Task requirements:
Print the entries that appear below, exactly as written and without their pictures.

========================================================================

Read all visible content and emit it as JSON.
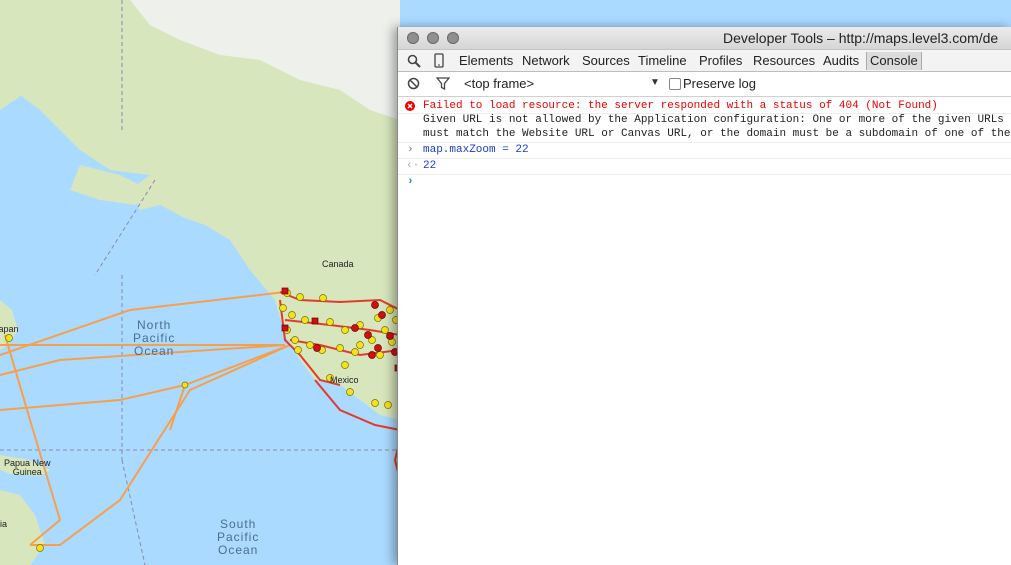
{
  "map": {
    "ocean_labels": [
      {
        "text_lines": [
          "North",
          "Pacific",
          "Ocean"
        ]
      },
      {
        "text_lines": [
          "South",
          "Pacific",
          "Ocean"
        ]
      }
    ],
    "land_labels": {
      "canada": "Canada",
      "japan": "Japan",
      "mexico": "Mexico",
      "png": [
        "Papua New",
        "Guinea"
      ],
      "australia": "lia"
    }
  },
  "devtools": {
    "title": "Developer Tools – http://maps.level3.com/de",
    "tabs": [
      "Elements",
      "Network",
      "Sources",
      "Timeline",
      "Profiles",
      "Resources",
      "Audits",
      "Console"
    ],
    "active_tab": "Console",
    "toolbar": {
      "frame_select": "<top frame>",
      "preserve_log_label": "Preserve log",
      "preserve_log_checked": false
    },
    "console": {
      "error_line": "Failed to load resource: the server responded with a status of 404 (Not Found)",
      "message_line1": "Given URL is not allowed by the Application configuration: One or more of the given URLs",
      "message_line2": "must match the Website URL or Canvas URL, or the domain must be a subdomain of one of the",
      "input_line": "map.maxZoom = 22",
      "result_line": "22"
    }
  },
  "colors": {
    "ocean": "#aadaff",
    "land": "#cfe2b0",
    "cable_orange": "#f7a04c",
    "cable_red": "#e33b2b",
    "node_yellow": "#f4e21a",
    "node_red": "#d01010",
    "error_red": "#e00000",
    "console_blue": "#1a3bd0"
  }
}
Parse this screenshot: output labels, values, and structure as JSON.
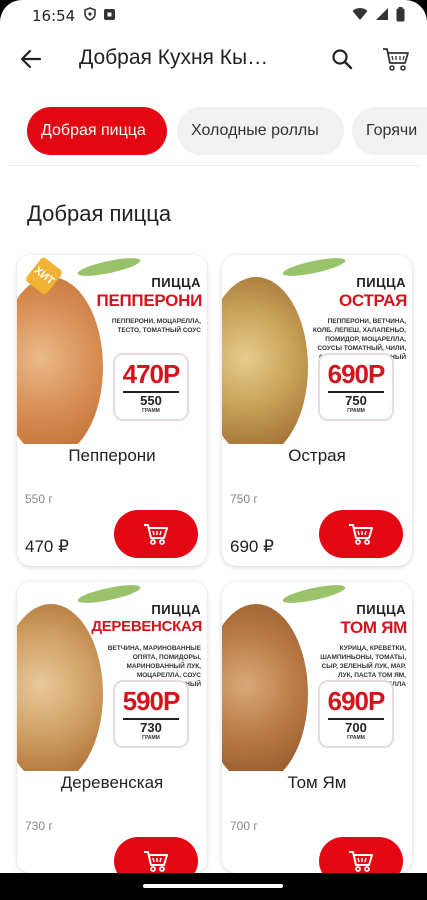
{
  "status_bar": {
    "time": "16:54",
    "icons": [
      "shield-icon",
      "notification-icon",
      "wifi-icon",
      "signal-icon",
      "battery-icon"
    ]
  },
  "app_bar": {
    "title": "Добрая Кухня Кы…",
    "icons": [
      "back-arrow-icon",
      "search-icon",
      "cart-icon"
    ]
  },
  "categories": [
    {
      "label": "Добрая пицца",
      "active": true
    },
    {
      "label": "Холодные роллы",
      "active": false
    },
    {
      "label": "Горячи",
      "active": false
    }
  ],
  "section": {
    "title": "Добрая пицца"
  },
  "products": [
    {
      "name": "Пепперони",
      "weight": "550 г",
      "price": "470 ₽",
      "promo": {
        "label": "ПИЦЦА",
        "name": "ПЕППЕРОНИ",
        "desc": "ПЕППЕРОНИ, МОЦАРЕЛЛА, ТЕСТО, ТОМАТНЫЙ СОУС",
        "price": "470Р",
        "weight": "550",
        "unit": "ГРАММ",
        "tag": "ХИТ"
      }
    },
    {
      "name": "Острая",
      "weight": "750 г",
      "price": "690 ₽",
      "promo": {
        "label": "ПИЦЦА",
        "name": "ОСТРАЯ",
        "desc": "ПЕППЕРОНИ, ВЕТЧИНА, КОЛБ. ЛЕПЕШ, ХАЛАПЕНЬО, ПОМИДОР, МОЦАРЕЛЛА, СОУСЫ ТОМАТНЫЙ, ЧИЛИ, СЛАДКИЙ ЧИЛИ, СЫРНЫЙ",
        "price": "690Р",
        "weight": "750",
        "unit": "ГРАММ"
      }
    },
    {
      "name": "Деревенская",
      "weight": "730 г",
      "price": "",
      "promo": {
        "label": "ПИЦЦА",
        "name": "ДЕРЕВЕНСКАЯ",
        "desc": "ВЕТЧИНА, МАРИНОВАННЫЕ ОПЯТА, ПОМИДОРЫ, МАРИНОВАННЫЙ ЛУК, МОЦАРЕЛЛА, СОУС ЗАДОРОЖНЫЙ",
        "price": "590Р",
        "weight": "730",
        "unit": "ГРАММ"
      }
    },
    {
      "name": "Том Ям",
      "weight": "700 г",
      "price": "",
      "promo": {
        "label": "ПИЦЦА",
        "name": "ТОМ ЯМ",
        "desc": "КУРИЦА, КРЕВЕТКИ, ШАМПИНЬОНЫ, ТОМАТЫ, СЫР, ЗЕЛЕНЫЙ ЛУК, МАР. ЛУК, ПАСТА ТОМ ЯМ, МОЦАРЕЛЛА",
        "price": "690Р",
        "weight": "700",
        "unit": "ГРАММ"
      }
    }
  ],
  "colors": {
    "accent": "#e30613",
    "chip_idle": "#f1f1f1"
  }
}
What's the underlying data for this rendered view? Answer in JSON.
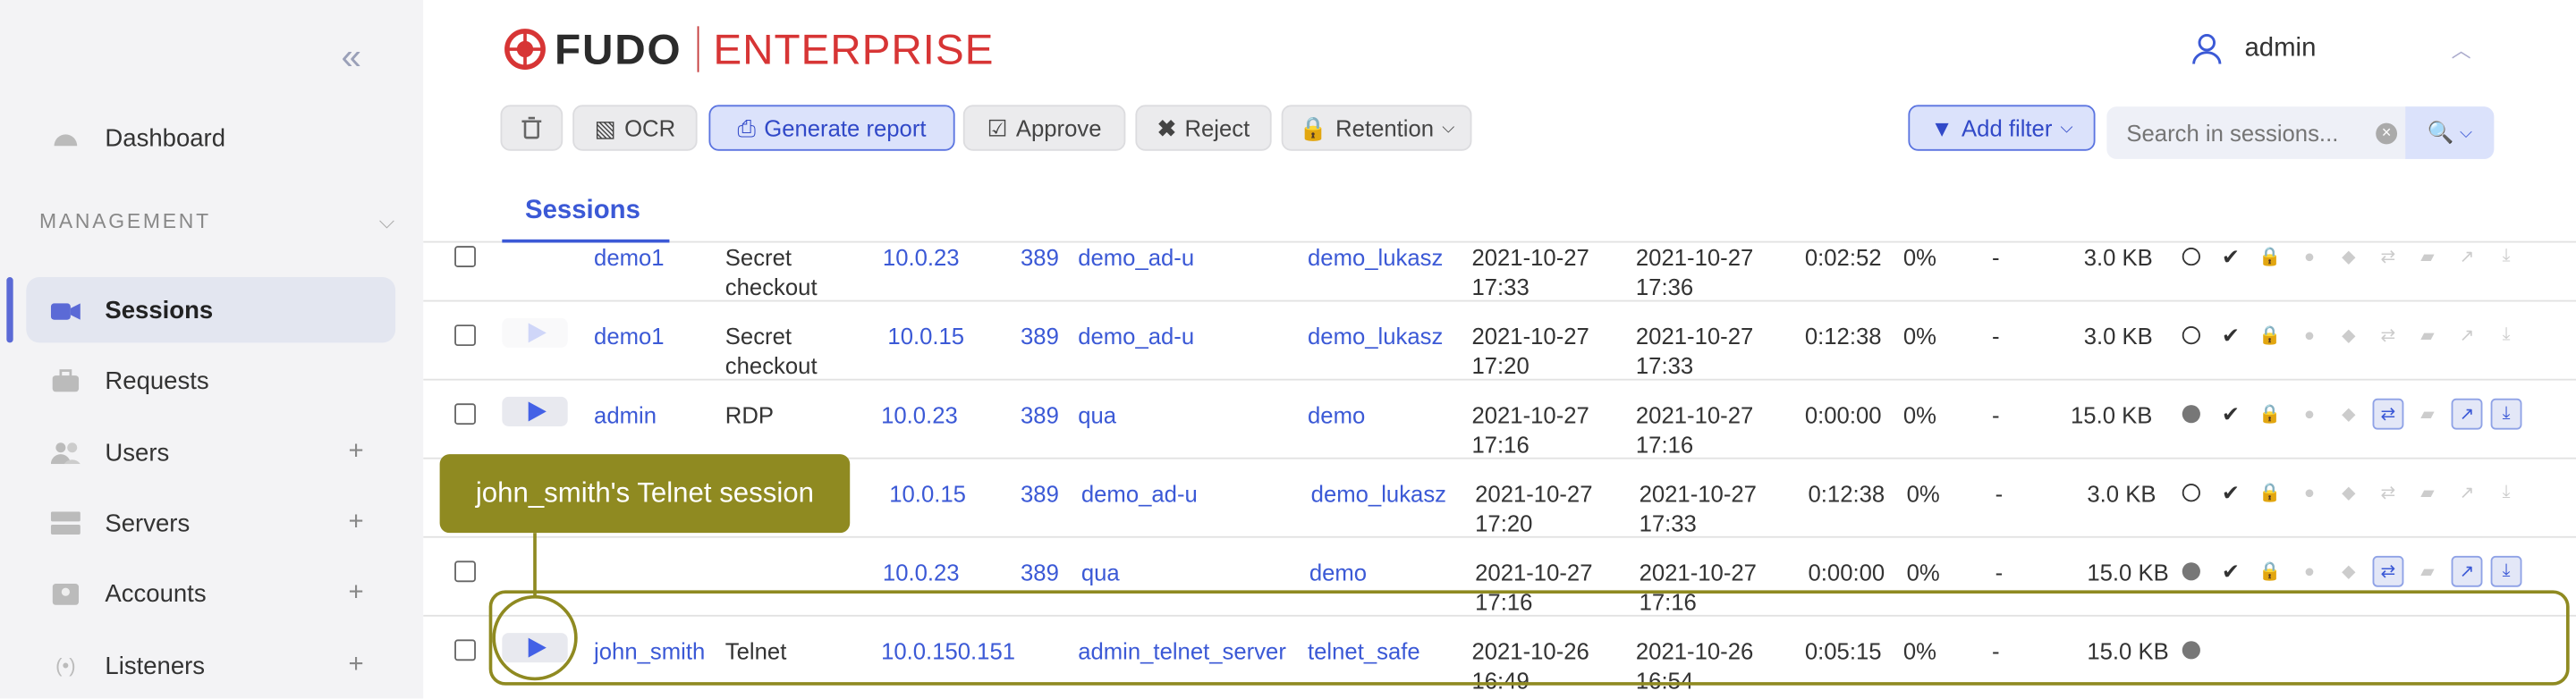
{
  "sidebar": {
    "items": [
      {
        "label": "Dashboard"
      },
      {
        "label": "Sessions"
      },
      {
        "label": "Requests"
      },
      {
        "label": "Users",
        "plus": "+"
      },
      {
        "label": "Servers",
        "plus": "+"
      },
      {
        "label": "Accounts",
        "plus": "+"
      },
      {
        "label": "Listeners",
        "plus": "+"
      }
    ],
    "section": "MANAGEMENT"
  },
  "header": {
    "brand": "FUDO",
    "edition": "ENTERPRISE",
    "user": "admin"
  },
  "toolbar": {
    "ocr": "OCR",
    "generate": "Generate report",
    "approve": "Approve",
    "reject": "Reject",
    "retention": "Retention",
    "add_filter": "Add filter",
    "search_placeholder": "Search in sessions..."
  },
  "tabs": {
    "sessions": "Sessions"
  },
  "tooltip": "john_smith's Telnet session",
  "rows": [
    {
      "user": "demo1",
      "protocol": "Secret",
      "protocol2": "checkout",
      "ip": "10.0.23",
      "port": "389",
      "server": "demo_ad-u",
      "account": "demo_lukasz",
      "start": "2021-10-27",
      "start_t": "17:33",
      "end": "2021-10-27",
      "end_t": "17:36",
      "dur": "0:02:52",
      "pct": "0%",
      "dash": "-",
      "size": "3.0 KB"
    },
    {
      "user": "demo1",
      "protocol": "Secret",
      "protocol2": "checkout",
      "ip": "10.0.15",
      "port": "389",
      "server": "demo_ad-u",
      "account": "demo_lukasz",
      "start": "2021-10-27",
      "start_t": "17:20",
      "end": "2021-10-27",
      "end_t": "17:33",
      "dur": "0:12:38",
      "pct": "0%",
      "dash": "-",
      "size": "3.0 KB"
    },
    {
      "user": "admin",
      "protocol": "RDP",
      "protocol2": "",
      "ip": "10.0.23",
      "port": "389",
      "server": "qua",
      "account": "demo",
      "start": "2021-10-27",
      "start_t": "17:16",
      "end": "2021-10-27",
      "end_t": "17:16",
      "dur": "0:00:00",
      "pct": "0%",
      "dash": "-",
      "size": "15.0 KB"
    },
    {
      "user": "",
      "protocol": "",
      "protocol2": "",
      "ip": "10.0.15",
      "port": "389",
      "server": "demo_ad-u",
      "account": "demo_lukasz",
      "start": "2021-10-27",
      "start_t": "17:20",
      "end": "2021-10-27",
      "end_t": "17:33",
      "dur": "0:12:38",
      "pct": "0%",
      "dash": "-",
      "size": "3.0 KB"
    },
    {
      "user": "",
      "protocol": "",
      "protocol2": "",
      "ip": "10.0.23",
      "port": "389",
      "server": "qua",
      "account": "demo",
      "start": "2021-10-27",
      "start_t": "17:16",
      "end": "2021-10-27",
      "end_t": "17:16",
      "dur": "0:00:00",
      "pct": "0%",
      "dash": "-",
      "size": "15.0 KB"
    },
    {
      "user": "john_smith",
      "protocol": "Telnet",
      "protocol2": "",
      "ip": "10.0.150.151",
      "port": "",
      "server": "admin_telnet_server",
      "account": "telnet_safe",
      "start": "2021-10-26",
      "start_t": "16:49",
      "end": "2021-10-26",
      "end_t": "16:54",
      "dur": "0:05:15",
      "pct": "0%",
      "dash": "-",
      "size": "15.0 KB"
    }
  ],
  "colors": {
    "accent": "#3b59d6",
    "highlight": "#8f8a21",
    "brand_red": "#d73535"
  }
}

========================================================================

Solution for this task:
Read all visible content and emit it as JSON.
{
  "map": {
    "ocean_labels": [
      {
        "text_lines": [
          "North",
          "Pacific",
          "Ocean"
        ]
      },
      {
        "text_lines": [
          "South",
          "Pacific",
          "Ocean"
        ]
      }
    ],
    "land_labels": {
      "canada": "Canada",
      "japan": "Japan",
      "mexico": "Mexico",
      "png": [
        "Papua New",
        "Guinea"
      ],
      "australia": "lia"
    }
  },
  "devtools": {
    "title": "Developer Tools – http://maps.level3.com/de",
    "tabs": [
      "Elements",
      "Network",
      "Sources",
      "Timeline",
      "Profiles",
      "Resources",
      "Audits",
      "Console"
    ],
    "active_tab": "Console",
    "toolbar": {
      "frame_select": "<top frame>",
      "preserve_log_label": "Preserve log",
      "preserve_log_checked": false
    },
    "console": {
      "error_line": "Failed to load resource: the server responded with a status of 404 (Not Found)",
      "message_line1": "Given URL is not allowed by the Application configuration: One or more of the given URLs",
      "message_line2": "must match the Website URL or Canvas URL, or the domain must be a subdomain of one of the",
      "input_line": "map.maxZoom = 22",
      "result_line": "22"
    }
  },
  "colors": {
    "ocean": "#aadaff",
    "land": "#cfe2b0",
    "cable_orange": "#f7a04c",
    "cable_red": "#e33b2b",
    "node_yellow": "#f4e21a",
    "node_red": "#d01010",
    "error_red": "#e00000",
    "console_blue": "#1a3bd0"
  }
}
Parse this screenshot: output labels, values, and structure as JSON.
{
  "status_bar": {
    "time": "16:54",
    "icons": [
      "shield-icon",
      "notification-icon",
      "wifi-icon",
      "signal-icon",
      "battery-icon"
    ]
  },
  "app_bar": {
    "title": "Добрая Кухня Кы…",
    "icons": [
      "back-arrow-icon",
      "search-icon",
      "cart-icon"
    ]
  },
  "categories": [
    {
      "label": "Добрая пицца",
      "active": true
    },
    {
      "label": "Холодные роллы",
      "active": false
    },
    {
      "label": "Горячи",
      "active": false
    }
  ],
  "section": {
    "title": "Добрая пицца"
  },
  "products": [
    {
      "name": "Пепперони",
      "weight": "550 г",
      "price": "470 ₽",
      "promo": {
        "label": "ПИЦЦА",
        "name": "ПЕППЕРОНИ",
        "desc": "ПЕППЕРОНИ, МОЦАРЕЛЛА, ТЕСТО, ТОМАТНЫЙ СОУС",
        "price": "470Р",
        "weight": "550",
        "unit": "ГРАММ",
        "tag": "ХИТ"
      }
    },
    {
      "name": "Острая",
      "weight": "750 г",
      "price": "690 ₽",
      "promo": {
        "label": "ПИЦЦА",
        "name": "ОСТРАЯ",
        "desc": "ПЕППЕРОНИ, ВЕТЧИНА, КОЛБ. ЛЕПЕШ, ХАЛАПЕНЬО, ПОМИДОР, МОЦАРЕЛЛА, СОУСЫ ТОМАТНЫЙ, ЧИЛИ, СЛАДКИЙ ЧИЛИ, СЫРНЫЙ",
        "price": "690Р",
        "weight": "750",
        "unit": "ГРАММ"
      }
    },
    {
      "name": "Деревенская",
      "weight": "730 г",
      "price": "",
      "promo": {
        "label": "ПИЦЦА",
        "name": "ДЕРЕВЕНСКАЯ",
        "desc": "ВЕТЧИНА, МАРИНОВАННЫЕ ОПЯТА, ПОМИДОРЫ, МАРИНОВАННЫЙ ЛУК, МОЦАРЕЛЛА, СОУС ЗАДОРОЖНЫЙ",
        "price": "590Р",
        "weight": "730",
        "unit": "ГРАММ"
      }
    },
    {
      "name": "Том Ям",
      "weight": "700 г",
      "price": "",
      "promo": {
        "label": "ПИЦЦА",
        "name": "ТОМ ЯМ",
        "desc": "КУРИЦА, КРЕВЕТКИ, ШАМПИНЬОНЫ, ТОМАТЫ, СЫР, ЗЕЛЕНЫЙ ЛУК, МАР. ЛУК, ПАСТА ТОМ ЯМ, МОЦАРЕЛЛА",
        "price": "690Р",
        "weight": "700",
        "unit": "ГРАММ"
      }
    }
  ],
  "colors": {
    "accent": "#e30613",
    "chip_idle": "#f1f1f1"
  }
}
What's the underlying data for this rendered view? Answer in JSON.
{
  "sidebar": {
    "items": [
      {
        "label": "Dashboard"
      },
      {
        "label": "Sessions"
      },
      {
        "label": "Requests"
      },
      {
        "label": "Users",
        "plus": "+"
      },
      {
        "label": "Servers",
        "plus": "+"
      },
      {
        "label": "Accounts",
        "plus": "+"
      },
      {
        "label": "Listeners",
        "plus": "+"
      }
    ],
    "section": "MANAGEMENT"
  },
  "header": {
    "brand": "FUDO",
    "edition": "ENTERPRISE",
    "user": "admin"
  },
  "toolbar": {
    "ocr": "OCR",
    "generate": "Generate report",
    "approve": "Approve",
    "reject": "Reject",
    "retention": "Retention",
    "add_filter": "Add filter",
    "search_placeholder": "Search in sessions..."
  },
  "tabs": {
    "sessions": "Sessions"
  },
  "tooltip": "john_smith's Telnet session",
  "rows": [
    {
      "user": "demo1",
      "protocol": "Secret",
      "protocol2": "checkout",
      "ip": "10.0.23",
      "port": "389",
      "server": "demo_ad-u",
      "account": "demo_lukasz",
      "start": "2021-10-27",
      "start_t": "17:33",
      "end": "2021-10-27",
      "end_t": "17:36",
      "dur": "0:02:52",
      "pct": "0%",
      "dash": "-",
      "size": "3.0 KB"
    },
    {
      "user": "demo1",
      "protocol": "Secret",
      "protocol2": "checkout",
      "ip": "10.0.15",
      "port": "389",
      "server": "demo_ad-u",
      "account": "demo_lukasz",
      "start": "2021-10-27",
      "start_t": "17:20",
      "end": "2021-10-27",
      "end_t": "17:33",
      "dur": "0:12:38",
      "pct": "0%",
      "dash": "-",
      "size": "3.0 KB"
    },
    {
      "user": "admin",
      "protocol": "RDP",
      "protocol2": "",
      "ip": "10.0.23",
      "port": "389",
      "server": "qua",
      "account": "demo",
      "start": "2021-10-27",
      "start_t": "17:16",
      "end": "2021-10-27",
      "end_t": "17:16",
      "dur": "0:00:00",
      "pct": "0%",
      "dash": "-",
      "size": "15.0 KB"
    },
    {
      "user": "",
      "protocol": "",
      "protocol2": "",
      "ip": "10.0.15",
      "port": "389",
      "server": "demo_ad-u",
      "account": "demo_lukasz",
      "start": "2021-10-27",
      "start_t": "17:20",
      "end": "2021-10-27",
      "end_t": "17:33",
      "dur": "0:12:38",
      "pct": "0%",
      "dash": "-",
      "size": "3.0 KB"
    },
    {
      "user": "",
      "protocol": "",
      "protocol2": "",
      "ip": "10.0.23",
      "port": "389",
      "server": "qua",
      "account": "demo",
      "start": "2021-10-27",
      "start_t": "17:16",
      "end": "2021-10-27",
      "end_t": "17:16",
      "dur": "0:00:00",
      "pct": "0%",
      "dash": "-",
      "size": "15.0 KB"
    },
    {
      "user": "john_smith",
      "protocol": "Telnet",
      "protocol2": "",
      "ip": "10.0.150.151",
      "port": "",
      "server": "admin_telnet_server",
      "account": "telnet_safe",
      "start": "2021-10-26",
      "start_t": "16:49",
      "end": "2021-10-26",
      "end_t": "16:54",
      "dur": "0:05:15",
      "pct": "0%",
      "dash": "-",
      "size": "15.0 KB"
    }
  ],
  "colors": {
    "accent": "#3b59d6",
    "highlight": "#8f8a21",
    "brand_red": "#d73535"
  }
}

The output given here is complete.